■ MATERIAL PROVIDED ■
╔══
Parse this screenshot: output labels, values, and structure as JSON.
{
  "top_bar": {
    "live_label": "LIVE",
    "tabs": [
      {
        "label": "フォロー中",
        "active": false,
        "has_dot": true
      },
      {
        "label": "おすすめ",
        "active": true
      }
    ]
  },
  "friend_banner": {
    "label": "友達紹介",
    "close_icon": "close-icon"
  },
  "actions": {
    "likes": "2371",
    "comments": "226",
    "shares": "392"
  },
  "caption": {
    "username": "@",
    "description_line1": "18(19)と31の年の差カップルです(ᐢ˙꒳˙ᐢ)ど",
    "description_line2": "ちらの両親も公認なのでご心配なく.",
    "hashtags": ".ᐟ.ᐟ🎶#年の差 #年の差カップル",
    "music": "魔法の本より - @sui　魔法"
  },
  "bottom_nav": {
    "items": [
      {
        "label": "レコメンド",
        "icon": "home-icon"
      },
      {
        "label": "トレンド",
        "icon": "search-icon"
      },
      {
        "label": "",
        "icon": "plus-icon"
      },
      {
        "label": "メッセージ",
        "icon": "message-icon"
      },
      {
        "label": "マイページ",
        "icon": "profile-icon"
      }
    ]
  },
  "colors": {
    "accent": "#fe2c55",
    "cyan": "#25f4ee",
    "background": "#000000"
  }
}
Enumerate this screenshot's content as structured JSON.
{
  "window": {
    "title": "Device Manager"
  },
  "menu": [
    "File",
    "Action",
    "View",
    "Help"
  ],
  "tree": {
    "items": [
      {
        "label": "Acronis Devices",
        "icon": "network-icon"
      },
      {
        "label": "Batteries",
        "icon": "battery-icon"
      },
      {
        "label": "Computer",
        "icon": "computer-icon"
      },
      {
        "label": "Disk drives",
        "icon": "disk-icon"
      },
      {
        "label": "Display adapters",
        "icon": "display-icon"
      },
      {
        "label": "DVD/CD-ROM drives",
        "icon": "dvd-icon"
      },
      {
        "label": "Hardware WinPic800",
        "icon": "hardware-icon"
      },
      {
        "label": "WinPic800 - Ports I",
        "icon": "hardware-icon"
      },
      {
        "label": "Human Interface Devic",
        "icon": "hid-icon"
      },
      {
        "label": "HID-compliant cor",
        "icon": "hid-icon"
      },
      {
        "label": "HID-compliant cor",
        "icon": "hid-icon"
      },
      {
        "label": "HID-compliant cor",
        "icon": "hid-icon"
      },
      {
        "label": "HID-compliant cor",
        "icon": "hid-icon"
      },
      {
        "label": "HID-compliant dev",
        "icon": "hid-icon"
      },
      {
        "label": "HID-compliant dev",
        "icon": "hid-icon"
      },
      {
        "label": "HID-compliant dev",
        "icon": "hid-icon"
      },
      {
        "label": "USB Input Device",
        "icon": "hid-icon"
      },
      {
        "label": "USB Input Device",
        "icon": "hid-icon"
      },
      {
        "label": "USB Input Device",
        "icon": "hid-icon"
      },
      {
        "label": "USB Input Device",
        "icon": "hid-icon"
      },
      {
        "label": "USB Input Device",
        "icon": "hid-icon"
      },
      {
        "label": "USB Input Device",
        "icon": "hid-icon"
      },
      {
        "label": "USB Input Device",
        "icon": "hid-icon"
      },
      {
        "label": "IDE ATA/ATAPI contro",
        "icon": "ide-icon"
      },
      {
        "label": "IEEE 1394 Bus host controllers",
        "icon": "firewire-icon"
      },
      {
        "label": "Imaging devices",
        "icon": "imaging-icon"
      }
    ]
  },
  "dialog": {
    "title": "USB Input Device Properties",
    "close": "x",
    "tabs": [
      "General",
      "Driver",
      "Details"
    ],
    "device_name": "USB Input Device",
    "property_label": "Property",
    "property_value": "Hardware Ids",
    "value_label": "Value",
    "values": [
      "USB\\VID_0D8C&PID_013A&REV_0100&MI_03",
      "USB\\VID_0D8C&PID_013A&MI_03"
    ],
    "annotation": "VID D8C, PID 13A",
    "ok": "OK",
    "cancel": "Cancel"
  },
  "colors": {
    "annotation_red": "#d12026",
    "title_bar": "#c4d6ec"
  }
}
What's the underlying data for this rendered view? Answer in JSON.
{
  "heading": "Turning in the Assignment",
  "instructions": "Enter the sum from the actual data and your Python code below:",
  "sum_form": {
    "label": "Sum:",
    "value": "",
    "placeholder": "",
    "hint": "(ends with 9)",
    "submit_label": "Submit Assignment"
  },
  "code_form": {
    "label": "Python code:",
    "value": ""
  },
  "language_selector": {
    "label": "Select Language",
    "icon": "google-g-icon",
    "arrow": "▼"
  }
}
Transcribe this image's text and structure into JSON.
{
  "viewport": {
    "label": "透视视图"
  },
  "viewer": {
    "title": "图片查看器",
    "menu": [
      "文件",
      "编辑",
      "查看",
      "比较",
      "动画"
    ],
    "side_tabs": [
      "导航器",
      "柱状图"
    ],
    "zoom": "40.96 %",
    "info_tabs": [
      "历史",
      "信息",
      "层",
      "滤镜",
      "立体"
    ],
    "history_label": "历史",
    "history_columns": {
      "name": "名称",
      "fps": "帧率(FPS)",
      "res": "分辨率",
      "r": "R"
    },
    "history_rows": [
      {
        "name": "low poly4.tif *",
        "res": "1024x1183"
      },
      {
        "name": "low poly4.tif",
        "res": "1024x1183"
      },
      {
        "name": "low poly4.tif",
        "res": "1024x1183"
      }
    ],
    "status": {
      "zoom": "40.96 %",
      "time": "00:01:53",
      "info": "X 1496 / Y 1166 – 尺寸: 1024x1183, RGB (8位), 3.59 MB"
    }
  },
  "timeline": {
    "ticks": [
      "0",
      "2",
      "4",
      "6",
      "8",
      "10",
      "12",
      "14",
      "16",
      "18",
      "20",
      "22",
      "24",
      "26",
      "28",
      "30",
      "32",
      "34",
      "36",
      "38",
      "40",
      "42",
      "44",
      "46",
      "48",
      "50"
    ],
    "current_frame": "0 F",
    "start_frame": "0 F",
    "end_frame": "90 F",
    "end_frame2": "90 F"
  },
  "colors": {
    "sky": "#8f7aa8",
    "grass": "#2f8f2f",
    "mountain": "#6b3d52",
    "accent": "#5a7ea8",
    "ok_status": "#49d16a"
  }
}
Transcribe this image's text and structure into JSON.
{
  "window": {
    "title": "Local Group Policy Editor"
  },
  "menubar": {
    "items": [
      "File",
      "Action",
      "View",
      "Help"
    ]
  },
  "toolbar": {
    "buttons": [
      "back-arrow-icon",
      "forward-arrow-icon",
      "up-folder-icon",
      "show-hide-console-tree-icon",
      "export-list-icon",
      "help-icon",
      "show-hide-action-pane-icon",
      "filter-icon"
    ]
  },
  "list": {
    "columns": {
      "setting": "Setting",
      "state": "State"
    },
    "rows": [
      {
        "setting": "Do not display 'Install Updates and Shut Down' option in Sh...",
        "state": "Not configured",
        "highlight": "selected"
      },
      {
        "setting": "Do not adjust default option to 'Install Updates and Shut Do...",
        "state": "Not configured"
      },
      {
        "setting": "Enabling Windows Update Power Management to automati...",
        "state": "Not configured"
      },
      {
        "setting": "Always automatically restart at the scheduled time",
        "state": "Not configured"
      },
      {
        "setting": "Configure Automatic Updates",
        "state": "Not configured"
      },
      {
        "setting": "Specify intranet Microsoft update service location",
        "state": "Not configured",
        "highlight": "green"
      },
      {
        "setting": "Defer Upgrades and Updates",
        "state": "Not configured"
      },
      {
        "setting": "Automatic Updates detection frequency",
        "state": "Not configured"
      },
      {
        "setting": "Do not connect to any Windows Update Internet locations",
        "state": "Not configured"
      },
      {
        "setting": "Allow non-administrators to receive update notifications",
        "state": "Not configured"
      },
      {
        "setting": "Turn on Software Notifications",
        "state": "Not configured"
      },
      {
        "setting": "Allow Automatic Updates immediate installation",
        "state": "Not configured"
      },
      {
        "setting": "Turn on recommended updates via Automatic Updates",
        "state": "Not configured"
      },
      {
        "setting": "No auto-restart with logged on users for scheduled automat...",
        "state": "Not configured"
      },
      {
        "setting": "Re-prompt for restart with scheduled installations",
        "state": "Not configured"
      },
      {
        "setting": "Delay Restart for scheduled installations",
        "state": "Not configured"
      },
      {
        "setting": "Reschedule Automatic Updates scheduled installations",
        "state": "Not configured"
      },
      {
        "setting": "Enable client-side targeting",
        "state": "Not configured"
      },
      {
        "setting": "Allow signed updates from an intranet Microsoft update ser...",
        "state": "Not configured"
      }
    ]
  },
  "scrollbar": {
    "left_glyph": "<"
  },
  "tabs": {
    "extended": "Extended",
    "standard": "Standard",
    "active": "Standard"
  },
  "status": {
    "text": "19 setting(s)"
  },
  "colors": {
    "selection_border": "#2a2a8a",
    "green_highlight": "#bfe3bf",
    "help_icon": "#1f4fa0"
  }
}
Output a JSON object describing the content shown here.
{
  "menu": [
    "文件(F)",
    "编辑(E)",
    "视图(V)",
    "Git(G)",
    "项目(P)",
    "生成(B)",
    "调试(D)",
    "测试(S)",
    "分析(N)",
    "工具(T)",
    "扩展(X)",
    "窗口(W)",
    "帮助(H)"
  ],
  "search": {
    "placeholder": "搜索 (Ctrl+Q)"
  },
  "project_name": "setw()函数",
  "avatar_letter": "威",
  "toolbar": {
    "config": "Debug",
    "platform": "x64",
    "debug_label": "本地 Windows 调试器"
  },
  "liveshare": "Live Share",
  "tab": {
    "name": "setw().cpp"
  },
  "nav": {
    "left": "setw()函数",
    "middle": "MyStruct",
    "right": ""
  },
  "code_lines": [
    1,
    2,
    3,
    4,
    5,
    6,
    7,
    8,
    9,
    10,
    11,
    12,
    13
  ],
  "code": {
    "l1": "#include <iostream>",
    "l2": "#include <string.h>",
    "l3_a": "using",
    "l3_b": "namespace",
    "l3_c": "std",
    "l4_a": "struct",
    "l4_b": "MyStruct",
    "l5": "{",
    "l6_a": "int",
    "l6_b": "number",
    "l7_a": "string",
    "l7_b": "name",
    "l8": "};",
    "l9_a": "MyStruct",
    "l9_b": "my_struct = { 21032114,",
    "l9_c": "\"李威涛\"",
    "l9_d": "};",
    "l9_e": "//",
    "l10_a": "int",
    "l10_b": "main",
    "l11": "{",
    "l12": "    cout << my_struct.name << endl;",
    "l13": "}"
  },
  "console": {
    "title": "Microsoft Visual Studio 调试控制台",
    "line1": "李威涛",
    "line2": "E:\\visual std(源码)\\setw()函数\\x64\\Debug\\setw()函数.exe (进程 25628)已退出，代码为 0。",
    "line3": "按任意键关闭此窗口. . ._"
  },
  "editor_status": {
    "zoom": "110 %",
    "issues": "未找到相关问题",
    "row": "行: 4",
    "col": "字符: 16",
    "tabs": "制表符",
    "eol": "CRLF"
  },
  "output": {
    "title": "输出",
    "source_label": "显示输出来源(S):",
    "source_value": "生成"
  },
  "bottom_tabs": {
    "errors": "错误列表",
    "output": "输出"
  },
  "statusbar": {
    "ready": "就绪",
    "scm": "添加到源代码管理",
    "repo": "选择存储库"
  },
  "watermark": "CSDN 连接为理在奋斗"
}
╚══
Lines of the material that contain the word "active" are to be gathered.

■ RESPONSE TO THE TASK ■
        "active": false,
        "active": true
    "active": "Standard"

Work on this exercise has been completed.